Retype every entry word for word.
### The records ###
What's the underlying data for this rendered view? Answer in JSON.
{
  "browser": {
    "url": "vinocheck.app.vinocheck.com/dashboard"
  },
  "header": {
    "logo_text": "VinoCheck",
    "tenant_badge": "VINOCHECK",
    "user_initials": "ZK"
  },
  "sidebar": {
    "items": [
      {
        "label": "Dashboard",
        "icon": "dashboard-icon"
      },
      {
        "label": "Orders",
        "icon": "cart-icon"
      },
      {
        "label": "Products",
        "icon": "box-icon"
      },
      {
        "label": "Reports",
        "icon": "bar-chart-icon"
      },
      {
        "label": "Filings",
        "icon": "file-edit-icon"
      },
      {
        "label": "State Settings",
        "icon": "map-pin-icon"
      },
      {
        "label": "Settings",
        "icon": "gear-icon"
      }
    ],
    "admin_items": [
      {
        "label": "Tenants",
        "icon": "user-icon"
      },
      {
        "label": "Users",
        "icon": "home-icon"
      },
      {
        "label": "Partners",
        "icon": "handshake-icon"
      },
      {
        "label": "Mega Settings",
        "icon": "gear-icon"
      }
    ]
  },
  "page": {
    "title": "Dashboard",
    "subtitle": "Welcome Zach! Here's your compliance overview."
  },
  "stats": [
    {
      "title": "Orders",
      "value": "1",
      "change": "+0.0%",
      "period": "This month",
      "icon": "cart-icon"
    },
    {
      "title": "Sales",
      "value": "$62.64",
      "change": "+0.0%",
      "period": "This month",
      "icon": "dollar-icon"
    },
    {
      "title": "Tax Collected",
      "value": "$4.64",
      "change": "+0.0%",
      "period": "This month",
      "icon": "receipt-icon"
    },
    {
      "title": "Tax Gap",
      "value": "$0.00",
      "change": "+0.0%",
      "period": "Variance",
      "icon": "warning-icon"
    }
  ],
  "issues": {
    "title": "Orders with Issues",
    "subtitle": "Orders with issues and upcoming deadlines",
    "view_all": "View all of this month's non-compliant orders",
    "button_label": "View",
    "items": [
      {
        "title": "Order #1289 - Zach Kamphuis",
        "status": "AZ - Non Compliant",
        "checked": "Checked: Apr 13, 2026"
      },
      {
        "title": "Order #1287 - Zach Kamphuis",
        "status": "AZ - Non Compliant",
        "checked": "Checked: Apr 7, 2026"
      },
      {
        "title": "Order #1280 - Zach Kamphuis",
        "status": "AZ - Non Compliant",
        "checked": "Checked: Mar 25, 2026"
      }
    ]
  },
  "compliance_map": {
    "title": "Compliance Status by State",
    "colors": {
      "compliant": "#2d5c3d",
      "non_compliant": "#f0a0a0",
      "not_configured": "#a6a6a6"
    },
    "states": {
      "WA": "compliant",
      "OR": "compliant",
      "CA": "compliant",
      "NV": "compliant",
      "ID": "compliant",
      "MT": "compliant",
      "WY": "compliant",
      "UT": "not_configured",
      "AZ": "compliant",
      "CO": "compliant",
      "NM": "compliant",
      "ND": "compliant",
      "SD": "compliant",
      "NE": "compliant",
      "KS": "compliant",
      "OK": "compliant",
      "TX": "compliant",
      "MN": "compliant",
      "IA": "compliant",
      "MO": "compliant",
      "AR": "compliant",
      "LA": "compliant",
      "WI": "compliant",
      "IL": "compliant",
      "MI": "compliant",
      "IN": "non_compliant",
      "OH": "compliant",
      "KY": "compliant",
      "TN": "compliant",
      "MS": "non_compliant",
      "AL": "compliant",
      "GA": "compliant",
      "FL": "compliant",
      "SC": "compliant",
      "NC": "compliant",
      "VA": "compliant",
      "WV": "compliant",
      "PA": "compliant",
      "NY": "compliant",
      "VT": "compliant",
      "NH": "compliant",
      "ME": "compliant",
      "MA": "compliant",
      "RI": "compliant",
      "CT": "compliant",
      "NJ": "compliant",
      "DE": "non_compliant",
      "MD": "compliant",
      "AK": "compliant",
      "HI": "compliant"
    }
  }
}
###
▶ [Exercise response]
What's the underlying data for this rendered view? Answer in JSON.
{
  "browser": {
    "url": "vinocheck.app.vinocheck.com/dashboard"
  },
  "header": {
    "logo_text": "VinoCheck",
    "tenant_badge": "VINOCHECK",
    "user_initials": "ZK"
  },
  "sidebar": {
    "items": [
      {
        "label": "Dashboard",
        "icon": "dashboard-icon"
      },
      {
        "label": "Orders",
        "icon": "cart-icon"
      },
      {
        "label": "Products",
        "icon": "box-icon"
      },
      {
        "label": "Reports",
        "icon": "bar-chart-icon"
      },
      {
        "label": "Filings",
        "icon": "file-edit-icon"
      },
      {
        "label": "State Settings",
        "icon": "map-pin-icon"
      },
      {
        "label": "Settings",
        "icon": "gear-icon"
      }
    ],
    "admin_items": [
      {
        "label": "Tenants",
        "icon": "user-icon"
      },
      {
        "label": "Users",
        "icon": "home-icon"
      },
      {
        "label": "Partners",
        "icon": "handshake-icon"
      },
      {
        "label": "Mega Settings",
        "icon": "gear-icon"
      }
    ]
  },
  "page": {
    "title": "Dashboard",
    "subtitle": "Welcome Zach! Here's your compliance overview."
  },
  "stats": [
    {
      "title": "Orders",
      "value": "1",
      "change": "+0.0%",
      "period": "This month",
      "icon": "cart-icon"
    },
    {
      "title": "Sales",
      "value": "$62.64",
      "change": "+0.0%",
      "period": "This month",
      "icon": "dollar-icon"
    },
    {
      "title": "Tax Collected",
      "value": "$4.64",
      "change": "+0.0%",
      "period": "This month",
      "icon": "receipt-icon"
    },
    {
      "title": "Tax Gap",
      "value": "$0.00",
      "change": "+0.0%",
      "period": "Variance",
      "icon": "warning-icon"
    }
  ],
  "issues": {
    "title": "Orders with Issues",
    "subtitle": "Orders with issues and upcoming deadlines",
    "view_all": "View all of this month's non-compliant orders",
    "button_label": "View",
    "items": [
      {
        "title": "Order #1289 - Zach Kamphuis",
        "status": "AZ - Non Compliant",
        "checked": "Checked: Apr 13, 2026"
      },
      {
        "title": "Order #1287 - Zach Kamphuis",
        "status": "AZ - Non Compliant",
        "checked": "Checked: Apr 7, 2026"
      },
      {
        "title": "Order #1280 - Zach Kamphuis",
        "status": "AZ - Non Compliant",
        "checked": "Checked: Mar 25, 2026"
      }
    ]
  },
  "compliance_map": {
    "title": "Compliance Status by State",
    "colors": {
      "compliant": "#2d5c3d",
      "non_compliant": "#f0a0a0",
      "not_configured": "#a6a6a6"
    },
    "states": {
      "WA": "compliant",
      "OR": "compliant",
      "CA": "compliant",
      "NV": "compliant",
      "ID": "compliant",
      "MT": "compliant",
      "WY": "compliant",
      "UT": "not_configured",
      "AZ": "compliant",
      "CO": "compliant",
      "NM": "compliant",
      "ND": "compliant",
      "SD": "compliant",
      "NE": "compliant",
      "KS": "compliant",
      "OK": "compliant",
      "TX": "compliant",
      "MN": "compliant",
      "IA": "compliant",
      "MO": "compliant",
      "AR": "compliant",
      "LA": "compliant",
      "WI": "compliant",
      "IL": "compliant",
      "MI": "compliant",
      "IN": "non_compliant",
      "OH": "compliant",
      "KY": "compliant",
      "TN": "compliant",
      "MS": "non_compliant",
      "AL": "compliant",
      "GA": "compliant",
      "FL": "compliant",
      "SC": "compliant",
      "NC": "compliant",
      "VA": "compliant",
      "WV": "compliant",
      "PA": "compliant",
      "NY": "compliant",
      "VT": "compliant",
      "NH": "compliant",
      "ME": "compliant",
      "MA": "compliant",
      "RI": "compliant",
      "CT": "compliant",
      "NJ": "compliant",
      "DE": "non_compliant",
      "MD": "compliant",
      "AK": "compliant",
      "HI": "compliant"
    }
  }
}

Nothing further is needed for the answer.